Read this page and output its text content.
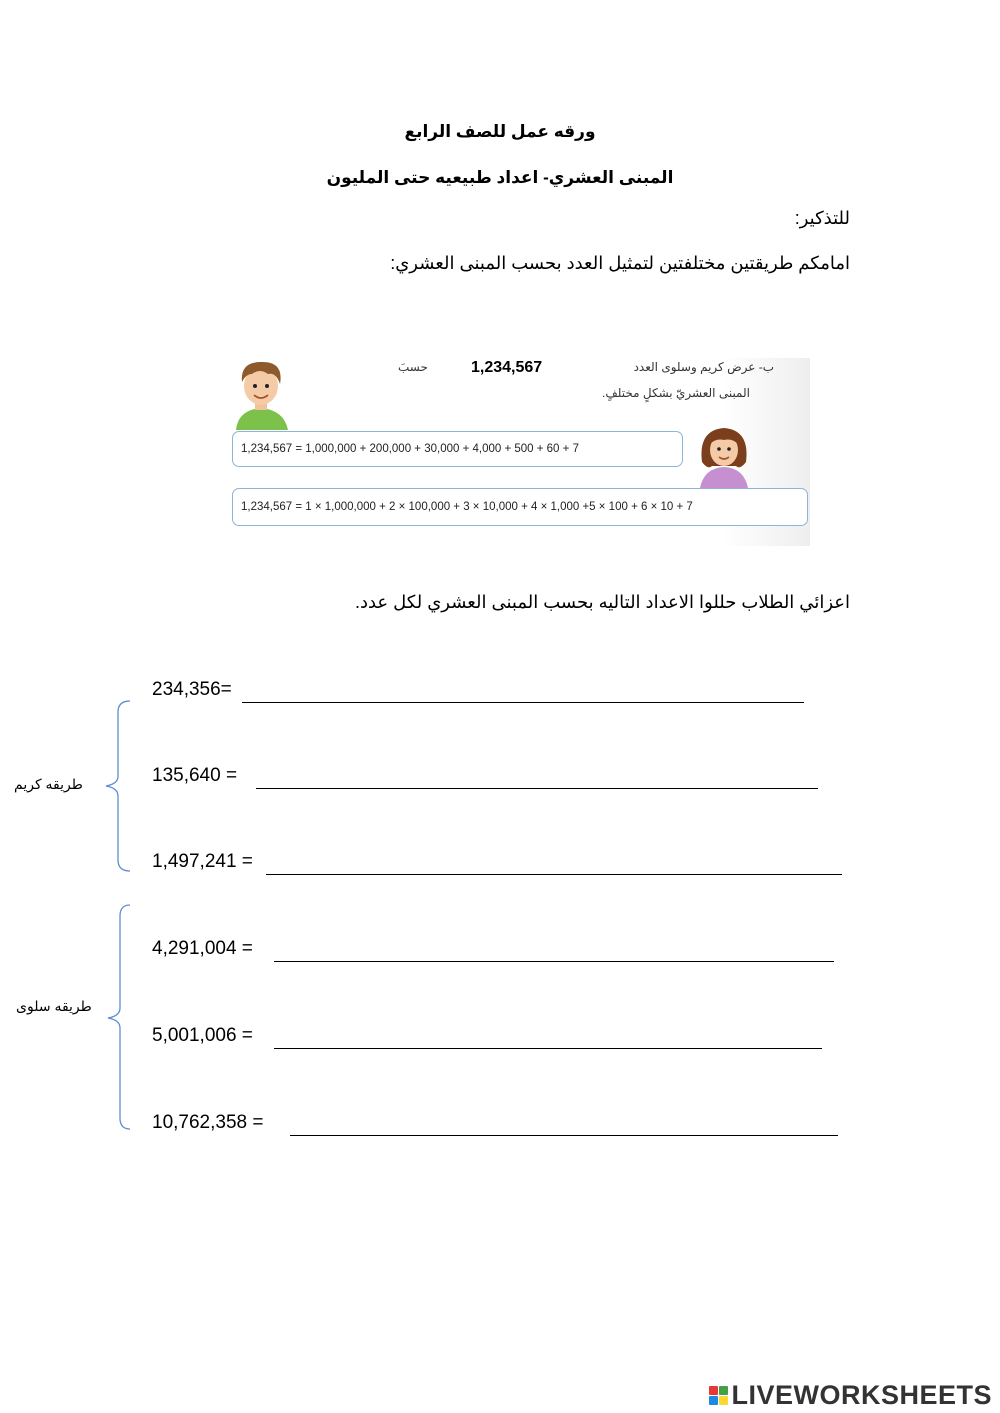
ورقه عمل للصف الرابع
المبنى العشري- اعداد طبيعيه حتى المليون
للتذكير:
امامكم طريقتين مختلفتين لتمثيل العدد بحسب المبنى العشري:
1,234,567
حسبَ	ب- عرض كريم وسلوى العدد
المبنى العشريّ بشكلٍ مختلفٍ.
1,234,567 = 1,000,000 + 200,000 + 30,000 + 4,000 + 500 + 60 + 7
1,234,567 = 1 × 1,000,000 + 2 × 100,000 + 3 × 10,000 + 4 × 1,000 +5 × 100 + 6 × 10 + 7
اعزائي الطلاب حللوا الاعداد التاليه بحسب المبنى العشري لكل عدد.
طريقه كريم
طريقه سلوى
234,356=
135,640 =
1,497,241 =
4,291,004 =
5,001,006 =
10,762,358 =
LIVEWORKSHEETS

────

§ **YOUR INSTRUCTIONS**
Filter the listing above by the word "العدد"; copy each line that passes.

§ **THE ANSWER**
امامكم طريقتين مختلفتين لتمثيل العدد بحسب المبنى العشري:
حسبَ	ب- عرض كريم وسلوى العدد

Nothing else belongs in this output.